Exercise objective: Everything in the listing should be restated word for word.

Given entries:
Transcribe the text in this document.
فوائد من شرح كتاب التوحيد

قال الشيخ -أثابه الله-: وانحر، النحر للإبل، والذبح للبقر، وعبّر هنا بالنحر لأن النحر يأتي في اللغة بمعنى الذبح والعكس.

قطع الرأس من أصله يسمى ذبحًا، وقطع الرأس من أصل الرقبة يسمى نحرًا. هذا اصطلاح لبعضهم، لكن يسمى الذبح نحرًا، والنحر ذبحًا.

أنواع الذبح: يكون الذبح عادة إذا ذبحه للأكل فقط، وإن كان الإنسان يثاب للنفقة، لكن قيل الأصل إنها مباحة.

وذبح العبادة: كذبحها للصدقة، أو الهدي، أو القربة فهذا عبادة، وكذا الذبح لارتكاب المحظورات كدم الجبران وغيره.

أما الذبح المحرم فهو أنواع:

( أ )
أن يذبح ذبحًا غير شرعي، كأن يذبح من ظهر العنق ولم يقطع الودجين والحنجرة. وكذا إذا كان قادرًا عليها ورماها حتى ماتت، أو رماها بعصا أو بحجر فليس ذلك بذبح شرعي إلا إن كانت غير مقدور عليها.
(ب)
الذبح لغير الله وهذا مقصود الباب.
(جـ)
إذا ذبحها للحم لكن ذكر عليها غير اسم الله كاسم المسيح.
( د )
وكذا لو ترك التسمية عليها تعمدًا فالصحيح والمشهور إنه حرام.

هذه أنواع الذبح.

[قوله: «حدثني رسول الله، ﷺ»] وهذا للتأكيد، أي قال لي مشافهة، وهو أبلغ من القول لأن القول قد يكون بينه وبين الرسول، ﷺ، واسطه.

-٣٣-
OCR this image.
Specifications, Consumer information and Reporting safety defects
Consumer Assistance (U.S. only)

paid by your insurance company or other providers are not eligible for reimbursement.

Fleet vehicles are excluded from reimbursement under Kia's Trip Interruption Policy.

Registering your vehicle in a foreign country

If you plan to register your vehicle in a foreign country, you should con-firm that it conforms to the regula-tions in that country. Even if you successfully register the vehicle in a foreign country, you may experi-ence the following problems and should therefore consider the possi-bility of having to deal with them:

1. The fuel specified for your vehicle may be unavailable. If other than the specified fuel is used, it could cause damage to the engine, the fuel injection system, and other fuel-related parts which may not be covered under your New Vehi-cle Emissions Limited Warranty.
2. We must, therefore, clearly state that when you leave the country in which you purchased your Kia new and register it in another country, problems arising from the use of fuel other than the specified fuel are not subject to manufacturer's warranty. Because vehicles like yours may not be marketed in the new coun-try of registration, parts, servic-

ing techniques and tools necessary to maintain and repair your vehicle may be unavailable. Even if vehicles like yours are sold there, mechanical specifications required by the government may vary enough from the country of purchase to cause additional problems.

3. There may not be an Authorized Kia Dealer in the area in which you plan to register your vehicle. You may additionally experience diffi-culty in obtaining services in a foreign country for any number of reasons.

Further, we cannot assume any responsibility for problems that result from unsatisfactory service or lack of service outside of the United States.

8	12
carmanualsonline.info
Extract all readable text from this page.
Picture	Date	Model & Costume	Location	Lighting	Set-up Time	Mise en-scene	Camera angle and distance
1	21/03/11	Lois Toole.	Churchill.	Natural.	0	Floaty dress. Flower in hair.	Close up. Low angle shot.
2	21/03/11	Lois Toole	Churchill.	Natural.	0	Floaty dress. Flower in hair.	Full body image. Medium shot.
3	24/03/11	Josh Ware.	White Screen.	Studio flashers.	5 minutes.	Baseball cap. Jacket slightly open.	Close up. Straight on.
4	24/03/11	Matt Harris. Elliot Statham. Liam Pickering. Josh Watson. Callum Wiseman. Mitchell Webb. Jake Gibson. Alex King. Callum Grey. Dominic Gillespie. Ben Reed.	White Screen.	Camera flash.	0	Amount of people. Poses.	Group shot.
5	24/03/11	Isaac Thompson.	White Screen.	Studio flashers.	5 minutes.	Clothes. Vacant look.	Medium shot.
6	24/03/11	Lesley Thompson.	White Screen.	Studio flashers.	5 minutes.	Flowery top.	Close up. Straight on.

Answer to the task:
Transcribe the text in this document.
فوائد من شرح كتاب التوحيد

قال الشيخ -أثابه الله-: وانحر، النحر للإبل، والذبح للبقر، وعبّر هنا بالنحر لأن النحر يأتي في اللغة بمعنى الذبح والعكس.

قطع الرأس من أصله يسمى ذبحًا، وقطع الرأس من أصل الرقبة يسمى نحرًا. هذا اصطلاح لبعضهم، لكن يسمى الذبح نحرًا، والنحر ذبحًا.

أنواع الذبح: يكون الذبح عادة إذا ذبحه للأكل فقط، وإن كان الإنسان يثاب للنفقة، لكن قيل الأصل إنها مباحة.

وذبح العبادة: كذبحها للصدقة، أو الهدي، أو القربة فهذا عبادة، وكذا الذبح لارتكاب المحظورات كدم الجبران وغيره.

أما الذبح المحرم فهو أنواع:

( أ )
أن يذبح ذبحًا غير شرعي، كأن يذبح من ظهر العنق ولم يقطع الودجين والحنجرة. وكذا إذا كان قادرًا عليها ورماها حتى ماتت، أو رماها بعصا أو بحجر فليس ذلك بذبح شرعي إلا إن كانت غير مقدور عليها.
(ب)
الذبح لغير الله وهذا مقصود الباب.
(جـ)
إذا ذبحها للحم لكن ذكر عليها غير اسم الله كاسم المسيح.
( د )
وكذا لو ترك التسمية عليها تعمدًا فالصحيح والمشهور إنه حرام.

هذه أنواع الذبح.

[قوله: «حدثني رسول الله، ﷺ»] وهذا للتأكيد، أي قال لي مشافهة، وهو أبلغ من القول لأن القول قد يكون بينه وبين الرسول، ﷺ، واسطه.

-٣٣-
OCR this image.
Specifications, Consumer information and Reporting safety defects
Consumer Assistance (U.S. only)

paid by your insurance company or other providers are not eligible for reimbursement.

Fleet vehicles are excluded from reimbursement under Kia's Trip Interruption Policy.

Registering your vehicle in a foreign country

If you plan to register your vehicle in a foreign country, you should con-firm that it conforms to the regula-tions in that country. Even if you successfully register the vehicle in a foreign country, you may experi-ence the following problems and should therefore consider the possi-bility of having to deal with them:

1. The fuel specified for your vehicle may be unavailable. If other than the specified fuel is used, it could cause damage to the engine, the fuel injection system, and other fuel-related parts which may not be covered under your New Vehi-cle Emissions Limited Warranty.
2. We must, therefore, clearly state that when you leave the country in which you purchased your Kia new and register it in another country, problems arising from the use of fuel other than the specified fuel are not subject to manufacturer's warranty. Because vehicles like yours may not be marketed in the new coun-try of registration, parts, servic-

ing techniques and tools necessary to maintain and repair your vehicle may be unavailable. Even if vehicles like yours are sold there, mechanical specifications required by the government may vary enough from the country of purchase to cause additional problems.

3. There may not be an Authorized Kia Dealer in the area in which you plan to register your vehicle. You may additionally experience diffi-culty in obtaining services in a foreign country for any number of reasons.

Further, we cannot assume any responsibility for problems that result from unsatisfactory service or lack of service outside of the United States.

8	12
carmanualsonline.info
Extract all readable text from this page.
Picture	Date	Model & Costume	Location	Lighting	Set-up Time	Mise en-scene	Camera angle and distance
1	21/03/11	Lois Toole.	Churchill.	Natural.	0	Floaty dress. Flower in hair.	Close up. Low angle shot.
2	21/03/11	Lois Toole	Churchill.	Natural.	0	Floaty dress. Flower in hair.	Full body image. Medium shot.
3	24/03/11	Josh Ware.	White Screen.	Studio flashers.	5 minutes.	Baseball cap. Jacket slightly open.	Close up. Straight on.
4	24/03/11	Matt Harris. Elliot Statham. Liam Pickering. Josh Watson. Callum Wiseman. Mitchell Webb. Jake Gibson. Alex King. Callum Grey. Dominic Gillespie. Ben Reed.	White Screen.	Camera flash.	0	Amount of people. Poses.	Group shot.
5	24/03/11	Isaac Thompson.	White Screen.	Studio flashers.	5 minutes.	Clothes. Vacant look.	Medium shot.
6	24/03/11	Lesley Thompson.	White Screen.	Studio flashers.	5 minutes.	Flowery top.	Close up. Straight on.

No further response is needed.